* [Extrait de page]
Le secteur de la construction (et les vétérinaires)

Le secteur de la construction a également fait don de masques de protection au secteur médical, geste suivi par des ateliers de couture et des prisons, mais aussi par des vétérinaires prêtant leurs respirateurs artificiels aux hôpitaux. (Source: De Standaard)

Perdants

CureVac

Les sociétés pharmaceutiques, et en particulier les vaccins, devraient aujourd’hui connaitre une vague de soutien (et de commandes boursières). Cependant, la société pharmaceutique allemande CureVac n’a pas été en mesure, et ce depuis plusieurs jours, de préciser si Donald Trump voulait ou non accaparer ses services pour les États-Unis. Alors que les ministres allemands ont confirmé l’information, la direction de la société l’a niée.

(Entreprise non nommée)

Données sources

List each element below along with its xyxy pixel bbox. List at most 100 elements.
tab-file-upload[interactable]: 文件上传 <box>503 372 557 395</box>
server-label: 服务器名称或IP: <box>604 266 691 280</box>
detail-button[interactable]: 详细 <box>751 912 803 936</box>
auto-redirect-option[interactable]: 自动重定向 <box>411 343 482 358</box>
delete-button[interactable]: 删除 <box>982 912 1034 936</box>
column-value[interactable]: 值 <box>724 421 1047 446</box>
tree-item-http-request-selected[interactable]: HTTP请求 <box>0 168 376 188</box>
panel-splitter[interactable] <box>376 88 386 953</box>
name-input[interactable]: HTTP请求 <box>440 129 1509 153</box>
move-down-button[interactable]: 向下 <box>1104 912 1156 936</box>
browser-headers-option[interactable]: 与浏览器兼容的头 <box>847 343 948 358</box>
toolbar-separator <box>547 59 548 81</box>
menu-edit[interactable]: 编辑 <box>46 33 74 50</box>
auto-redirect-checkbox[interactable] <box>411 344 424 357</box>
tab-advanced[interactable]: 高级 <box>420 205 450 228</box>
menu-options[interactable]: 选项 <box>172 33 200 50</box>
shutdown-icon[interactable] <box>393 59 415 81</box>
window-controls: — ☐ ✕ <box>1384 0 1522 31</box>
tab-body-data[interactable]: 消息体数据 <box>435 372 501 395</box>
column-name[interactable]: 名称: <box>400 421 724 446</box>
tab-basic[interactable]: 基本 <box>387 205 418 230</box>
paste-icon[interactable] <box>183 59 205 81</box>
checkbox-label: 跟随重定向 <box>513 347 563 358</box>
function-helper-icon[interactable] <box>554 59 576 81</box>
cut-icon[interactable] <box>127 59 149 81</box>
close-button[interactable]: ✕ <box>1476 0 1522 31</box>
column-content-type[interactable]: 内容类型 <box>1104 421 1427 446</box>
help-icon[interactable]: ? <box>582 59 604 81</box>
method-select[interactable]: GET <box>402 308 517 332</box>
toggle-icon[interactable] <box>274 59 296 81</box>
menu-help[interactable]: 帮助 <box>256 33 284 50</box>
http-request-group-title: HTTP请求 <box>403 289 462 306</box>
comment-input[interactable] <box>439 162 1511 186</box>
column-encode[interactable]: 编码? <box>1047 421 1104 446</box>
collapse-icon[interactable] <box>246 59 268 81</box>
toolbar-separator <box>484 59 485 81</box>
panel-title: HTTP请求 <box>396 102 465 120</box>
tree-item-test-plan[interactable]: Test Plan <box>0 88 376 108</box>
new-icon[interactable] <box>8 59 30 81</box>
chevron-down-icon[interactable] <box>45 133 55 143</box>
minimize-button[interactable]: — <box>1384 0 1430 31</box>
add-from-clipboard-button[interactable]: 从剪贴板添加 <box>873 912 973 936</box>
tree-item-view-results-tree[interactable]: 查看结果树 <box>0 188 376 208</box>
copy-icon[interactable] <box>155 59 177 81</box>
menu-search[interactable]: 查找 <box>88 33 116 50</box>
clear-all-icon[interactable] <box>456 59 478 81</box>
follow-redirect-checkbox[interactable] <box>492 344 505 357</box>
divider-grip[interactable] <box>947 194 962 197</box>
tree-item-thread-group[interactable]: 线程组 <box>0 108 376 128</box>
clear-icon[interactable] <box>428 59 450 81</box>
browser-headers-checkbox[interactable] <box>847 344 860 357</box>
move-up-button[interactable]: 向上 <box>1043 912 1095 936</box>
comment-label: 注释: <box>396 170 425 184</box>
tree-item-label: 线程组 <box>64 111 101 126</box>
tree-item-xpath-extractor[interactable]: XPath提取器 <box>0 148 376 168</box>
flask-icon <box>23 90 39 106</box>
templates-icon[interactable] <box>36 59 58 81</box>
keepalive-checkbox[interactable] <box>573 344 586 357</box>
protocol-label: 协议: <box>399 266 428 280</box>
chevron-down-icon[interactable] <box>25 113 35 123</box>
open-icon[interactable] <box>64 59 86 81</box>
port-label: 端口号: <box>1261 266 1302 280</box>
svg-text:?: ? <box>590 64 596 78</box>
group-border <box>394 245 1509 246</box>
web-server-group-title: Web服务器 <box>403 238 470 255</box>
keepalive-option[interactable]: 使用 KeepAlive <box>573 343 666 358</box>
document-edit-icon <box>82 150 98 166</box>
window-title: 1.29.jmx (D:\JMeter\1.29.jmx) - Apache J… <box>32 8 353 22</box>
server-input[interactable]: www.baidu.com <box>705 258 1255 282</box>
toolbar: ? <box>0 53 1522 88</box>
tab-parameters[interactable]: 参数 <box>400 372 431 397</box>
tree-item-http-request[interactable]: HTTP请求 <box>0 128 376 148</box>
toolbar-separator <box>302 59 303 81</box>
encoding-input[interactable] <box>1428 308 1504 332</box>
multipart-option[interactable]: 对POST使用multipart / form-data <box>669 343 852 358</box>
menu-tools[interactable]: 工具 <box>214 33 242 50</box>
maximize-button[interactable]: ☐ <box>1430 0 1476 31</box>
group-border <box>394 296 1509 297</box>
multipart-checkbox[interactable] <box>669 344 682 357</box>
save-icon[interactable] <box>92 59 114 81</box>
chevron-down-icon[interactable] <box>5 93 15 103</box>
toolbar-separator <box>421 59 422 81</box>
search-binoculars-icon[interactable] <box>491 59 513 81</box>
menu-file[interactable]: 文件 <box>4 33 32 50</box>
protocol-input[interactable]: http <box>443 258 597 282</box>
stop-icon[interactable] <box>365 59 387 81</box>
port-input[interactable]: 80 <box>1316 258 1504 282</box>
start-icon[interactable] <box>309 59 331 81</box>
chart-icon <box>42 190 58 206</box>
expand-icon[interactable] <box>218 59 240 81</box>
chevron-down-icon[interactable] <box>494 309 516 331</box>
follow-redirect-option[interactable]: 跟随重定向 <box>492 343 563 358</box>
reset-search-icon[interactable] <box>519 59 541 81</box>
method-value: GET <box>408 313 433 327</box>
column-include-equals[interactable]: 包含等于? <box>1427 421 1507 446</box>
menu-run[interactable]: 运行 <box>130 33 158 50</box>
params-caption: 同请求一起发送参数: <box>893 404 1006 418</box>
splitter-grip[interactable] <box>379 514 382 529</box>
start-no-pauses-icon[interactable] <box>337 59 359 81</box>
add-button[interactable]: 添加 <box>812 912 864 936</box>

* [Consigne] D'après l'extrait de page, qui a prêté des respirateurs artificiels aux hôpitaux ?

* [Résultat] Des vétérinaires.